→ Instrucciones:
1) Responde según el texto de la página:
(a) ¿A quién cita Abellán para describir cómo la filosofía se apartaba de la vida?
(b) ¿Cuáles son las tres corrientes filosóficas que recoge Abellán?
(c) ¿A qué crisis responde el existencialismo cuando surge?
2) Transcribe del texto de la página el fragmento que empieza con las palabras "Abellán recoge tres" y termina con "1) Existencialismo.".

→ Texto de la página:

◇ ◇ ◇ ◇ ◇ ◇ ◇

La burguesía, pues, “pudo entonces descansar tranquila y olvidarse de la filosofía”. Éste es uno de los motivos de la gran indiferencia, y hasta un cierto desprecio, por la filosofía. La especialización acabó de aplastar el posible interés popular que aún existiera por ella, toda vez que las reflexiones tomaron el camino de un diálogo entre expertos, empleando un lenguaje obtuso, complejísimo y carente de la necesaria sencillez expresiva para ser entendido por todos. Cita Abellán a Tierno Galván, cuando éste dice: “la filosofía se apartaba de la vida por un proceso de reflexión a la vez más abstracto y lejano. Se convertía en una ciencia pura que seguía su camino con independencia de los azares cotidianos, de la convivencia como actividad y compromiso e incluso de las vivencias personales ante los hechos”.

Abellán recoge tres corrientes filosóficas que ahondan en esta percepción y filosofan según esos principios. Se trata del existencialismo, el neopositivismo y, por último, el marxismo. Será una buena excusa para repasar, grosso modo, tales posturas. Analizaremos la primera en esta nota, y las restantes en otra futura.

1) Existencialismo.

El existencialismo es un género de pensamiento filosófico característicamente antisocial, por así decirlo. Surge, ya en tiempos de Kierkegaard y Nietszche, como respuesta a la crisis social del siglo XIX. La filosofía, entendida como “filosofía de la crisis”, se enfrenta con el hombre (el hombre burgués, sobretodo), y para fundamentar su análisis se sostiene, o trata de sostenerse, mediante el recurso a lo que podría denominarse, nos dice Abellán, la “metafísica de la vida humana”, o la “ontología de la existencia”. Heidegger quiso dilucidar el lugar del hombre en el mundo, para pasar después a un estudio sobre el ser. Pero en su segunda época abandona esta propuesta y sugiere, por el contrario, una especie de “aprehensión” del ser, una iluminación del mismo casi más desde el plano poético, religioso, que puramente racional o filosófico. Sus textos abundan en “vaguedades y contradicciones [...]; el ser y la nada se confunden, poesía y metafísica llegan a identificarse...” En fin, nos comenta Abellán, una nueva muestra del fracaso de la metafísica para tratar de aclarar el problema del (y la pregunta por el) ser, y eso que Heidegger fue el filósofo que con mayor radicalidad y profundidad había acometido tal labor.

◇ ◇ ◇ ◇ ◇ ◇ ◇

(Registros de anotación de coordenadas)

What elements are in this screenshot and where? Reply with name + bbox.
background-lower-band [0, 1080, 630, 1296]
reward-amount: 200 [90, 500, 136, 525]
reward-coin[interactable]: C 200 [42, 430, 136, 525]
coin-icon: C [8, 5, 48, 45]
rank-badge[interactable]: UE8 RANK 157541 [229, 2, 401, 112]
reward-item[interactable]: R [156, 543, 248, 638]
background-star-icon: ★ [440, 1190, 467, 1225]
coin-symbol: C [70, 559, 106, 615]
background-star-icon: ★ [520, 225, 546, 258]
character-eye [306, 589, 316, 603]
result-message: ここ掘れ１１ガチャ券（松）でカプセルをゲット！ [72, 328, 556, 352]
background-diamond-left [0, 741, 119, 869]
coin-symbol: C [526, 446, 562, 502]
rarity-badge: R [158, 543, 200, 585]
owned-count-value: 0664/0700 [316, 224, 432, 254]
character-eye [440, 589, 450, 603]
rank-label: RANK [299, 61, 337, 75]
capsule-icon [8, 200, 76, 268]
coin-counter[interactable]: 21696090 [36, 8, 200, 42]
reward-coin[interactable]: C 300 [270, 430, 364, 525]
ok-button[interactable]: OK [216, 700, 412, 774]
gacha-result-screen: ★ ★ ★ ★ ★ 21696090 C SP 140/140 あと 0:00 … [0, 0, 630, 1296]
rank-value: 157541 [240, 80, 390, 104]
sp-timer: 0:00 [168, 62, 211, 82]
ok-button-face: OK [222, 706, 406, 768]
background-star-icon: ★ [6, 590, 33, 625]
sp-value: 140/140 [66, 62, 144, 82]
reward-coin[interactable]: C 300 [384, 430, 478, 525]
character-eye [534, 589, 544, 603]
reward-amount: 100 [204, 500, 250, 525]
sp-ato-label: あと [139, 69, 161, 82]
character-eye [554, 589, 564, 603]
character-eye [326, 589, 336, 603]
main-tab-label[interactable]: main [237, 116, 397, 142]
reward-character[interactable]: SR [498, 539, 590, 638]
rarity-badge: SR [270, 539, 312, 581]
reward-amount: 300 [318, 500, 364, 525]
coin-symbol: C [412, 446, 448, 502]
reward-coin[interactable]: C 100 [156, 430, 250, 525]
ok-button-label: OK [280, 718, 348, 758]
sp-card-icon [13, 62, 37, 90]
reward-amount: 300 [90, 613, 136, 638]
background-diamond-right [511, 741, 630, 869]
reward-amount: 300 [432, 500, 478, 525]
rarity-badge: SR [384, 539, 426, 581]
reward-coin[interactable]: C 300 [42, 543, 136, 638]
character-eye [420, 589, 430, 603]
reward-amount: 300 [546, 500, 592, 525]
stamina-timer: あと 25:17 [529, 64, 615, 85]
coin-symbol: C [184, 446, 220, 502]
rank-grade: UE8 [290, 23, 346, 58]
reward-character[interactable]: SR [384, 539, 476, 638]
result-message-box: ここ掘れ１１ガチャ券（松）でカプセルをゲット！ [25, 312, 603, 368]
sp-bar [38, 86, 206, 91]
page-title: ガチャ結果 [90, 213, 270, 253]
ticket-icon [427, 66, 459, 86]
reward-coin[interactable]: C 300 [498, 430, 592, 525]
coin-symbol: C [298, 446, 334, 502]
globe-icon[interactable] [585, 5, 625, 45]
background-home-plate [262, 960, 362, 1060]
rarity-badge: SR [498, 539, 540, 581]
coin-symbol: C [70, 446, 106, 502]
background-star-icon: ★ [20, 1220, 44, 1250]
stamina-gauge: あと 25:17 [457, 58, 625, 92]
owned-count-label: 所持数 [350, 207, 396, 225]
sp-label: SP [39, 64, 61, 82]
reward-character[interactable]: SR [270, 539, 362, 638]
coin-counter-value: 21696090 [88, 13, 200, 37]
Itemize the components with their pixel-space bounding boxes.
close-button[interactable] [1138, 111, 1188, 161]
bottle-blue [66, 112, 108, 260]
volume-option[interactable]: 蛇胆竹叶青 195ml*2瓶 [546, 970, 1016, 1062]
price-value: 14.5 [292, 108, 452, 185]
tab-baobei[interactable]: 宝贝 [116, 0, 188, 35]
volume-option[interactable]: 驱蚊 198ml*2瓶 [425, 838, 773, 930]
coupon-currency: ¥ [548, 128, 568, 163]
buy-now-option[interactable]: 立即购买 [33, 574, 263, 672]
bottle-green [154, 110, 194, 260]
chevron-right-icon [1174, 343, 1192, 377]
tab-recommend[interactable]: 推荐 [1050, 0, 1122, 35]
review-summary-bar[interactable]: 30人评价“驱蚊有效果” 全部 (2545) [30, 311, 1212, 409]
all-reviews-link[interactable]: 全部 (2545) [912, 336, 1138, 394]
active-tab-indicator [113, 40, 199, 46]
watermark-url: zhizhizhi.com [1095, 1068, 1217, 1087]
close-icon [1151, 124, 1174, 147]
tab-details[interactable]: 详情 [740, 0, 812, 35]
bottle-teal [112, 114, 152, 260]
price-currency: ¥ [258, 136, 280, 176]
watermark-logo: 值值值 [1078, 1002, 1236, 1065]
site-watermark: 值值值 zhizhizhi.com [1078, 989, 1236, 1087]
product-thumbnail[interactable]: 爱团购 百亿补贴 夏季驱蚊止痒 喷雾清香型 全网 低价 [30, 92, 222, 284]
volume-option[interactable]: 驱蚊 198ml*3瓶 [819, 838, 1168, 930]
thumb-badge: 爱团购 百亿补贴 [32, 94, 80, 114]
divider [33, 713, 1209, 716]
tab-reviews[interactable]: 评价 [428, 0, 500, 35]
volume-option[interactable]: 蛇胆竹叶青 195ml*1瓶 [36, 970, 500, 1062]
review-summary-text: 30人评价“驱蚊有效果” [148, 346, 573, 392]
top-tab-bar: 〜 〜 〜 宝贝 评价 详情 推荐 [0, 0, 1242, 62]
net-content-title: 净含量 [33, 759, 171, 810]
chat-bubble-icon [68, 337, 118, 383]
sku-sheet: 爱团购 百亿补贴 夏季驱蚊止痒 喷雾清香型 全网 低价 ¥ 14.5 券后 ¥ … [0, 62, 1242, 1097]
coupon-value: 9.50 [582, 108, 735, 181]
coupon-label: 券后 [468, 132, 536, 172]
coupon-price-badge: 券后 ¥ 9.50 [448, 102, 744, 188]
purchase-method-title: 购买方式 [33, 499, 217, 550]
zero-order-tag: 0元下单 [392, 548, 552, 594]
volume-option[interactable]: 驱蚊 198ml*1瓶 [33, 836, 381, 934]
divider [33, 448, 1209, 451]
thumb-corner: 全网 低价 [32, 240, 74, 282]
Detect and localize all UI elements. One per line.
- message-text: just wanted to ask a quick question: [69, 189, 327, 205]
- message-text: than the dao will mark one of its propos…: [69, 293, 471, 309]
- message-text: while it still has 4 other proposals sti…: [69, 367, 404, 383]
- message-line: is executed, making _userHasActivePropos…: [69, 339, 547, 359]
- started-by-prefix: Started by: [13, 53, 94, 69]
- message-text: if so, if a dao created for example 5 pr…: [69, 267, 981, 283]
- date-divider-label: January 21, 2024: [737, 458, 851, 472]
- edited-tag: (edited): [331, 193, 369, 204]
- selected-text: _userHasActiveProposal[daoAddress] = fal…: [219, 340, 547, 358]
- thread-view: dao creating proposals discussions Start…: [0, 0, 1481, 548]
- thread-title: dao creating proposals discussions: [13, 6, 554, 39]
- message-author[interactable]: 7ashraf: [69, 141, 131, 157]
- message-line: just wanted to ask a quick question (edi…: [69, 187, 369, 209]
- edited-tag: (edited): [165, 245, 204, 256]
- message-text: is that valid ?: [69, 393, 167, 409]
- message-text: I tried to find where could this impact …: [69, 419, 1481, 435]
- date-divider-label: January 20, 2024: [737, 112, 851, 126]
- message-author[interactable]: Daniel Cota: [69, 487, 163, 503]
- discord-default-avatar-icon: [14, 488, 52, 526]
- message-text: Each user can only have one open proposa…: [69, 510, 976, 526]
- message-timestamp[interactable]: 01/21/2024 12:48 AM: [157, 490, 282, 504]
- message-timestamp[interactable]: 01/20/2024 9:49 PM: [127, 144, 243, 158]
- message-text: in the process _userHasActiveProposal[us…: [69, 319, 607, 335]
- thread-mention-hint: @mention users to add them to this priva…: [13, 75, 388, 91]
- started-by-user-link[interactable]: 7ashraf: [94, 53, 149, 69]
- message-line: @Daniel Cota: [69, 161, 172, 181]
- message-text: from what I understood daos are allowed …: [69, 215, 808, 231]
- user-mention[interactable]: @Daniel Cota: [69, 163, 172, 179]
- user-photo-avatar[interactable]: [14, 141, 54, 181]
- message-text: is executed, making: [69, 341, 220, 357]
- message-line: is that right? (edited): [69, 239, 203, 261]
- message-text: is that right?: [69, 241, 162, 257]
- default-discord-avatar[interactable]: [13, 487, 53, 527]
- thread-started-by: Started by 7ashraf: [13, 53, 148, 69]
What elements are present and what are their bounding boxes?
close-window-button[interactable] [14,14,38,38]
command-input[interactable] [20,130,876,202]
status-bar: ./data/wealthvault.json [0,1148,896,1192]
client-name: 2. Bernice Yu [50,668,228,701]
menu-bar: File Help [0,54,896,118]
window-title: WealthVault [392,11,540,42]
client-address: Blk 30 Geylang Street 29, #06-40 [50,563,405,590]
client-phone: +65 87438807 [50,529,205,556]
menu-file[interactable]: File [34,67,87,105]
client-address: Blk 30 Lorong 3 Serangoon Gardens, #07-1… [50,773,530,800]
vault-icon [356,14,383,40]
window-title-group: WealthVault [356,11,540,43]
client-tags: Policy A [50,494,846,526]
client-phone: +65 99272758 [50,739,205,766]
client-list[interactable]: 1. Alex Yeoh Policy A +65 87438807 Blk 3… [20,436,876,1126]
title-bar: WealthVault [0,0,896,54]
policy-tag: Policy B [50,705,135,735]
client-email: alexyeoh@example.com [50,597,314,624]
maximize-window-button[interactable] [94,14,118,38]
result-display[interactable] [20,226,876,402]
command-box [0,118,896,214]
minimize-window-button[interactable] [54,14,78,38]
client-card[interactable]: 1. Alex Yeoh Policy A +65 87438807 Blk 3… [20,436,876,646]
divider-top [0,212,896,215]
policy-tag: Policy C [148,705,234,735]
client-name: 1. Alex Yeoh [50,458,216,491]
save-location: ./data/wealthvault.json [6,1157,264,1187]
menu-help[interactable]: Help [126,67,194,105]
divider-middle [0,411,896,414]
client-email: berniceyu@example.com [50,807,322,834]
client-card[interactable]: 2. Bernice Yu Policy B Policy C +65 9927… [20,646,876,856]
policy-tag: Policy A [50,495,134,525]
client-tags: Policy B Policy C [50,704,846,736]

◇ ◇ ◇ ◇ ◇ ◇ ◇

→ Resultados en orden:
1)
(a) A Tierno Galván.
(b) El existencialismo, el neopositivismo y el marxismo.
(c) A la crisis social del siglo XIX.

2)
Abellán recoge tres corrientes filosóficas que ahondan en esta percepción y filosofan según esos principios. Se trata del existencialismo, el neopositivismo y, por último, el marxismo. Será una buena excusa para repasar, grosso modo, tales posturas. Analizaremos la primera en esta nota, y las restantes en otra futura.

1) Existencialismo.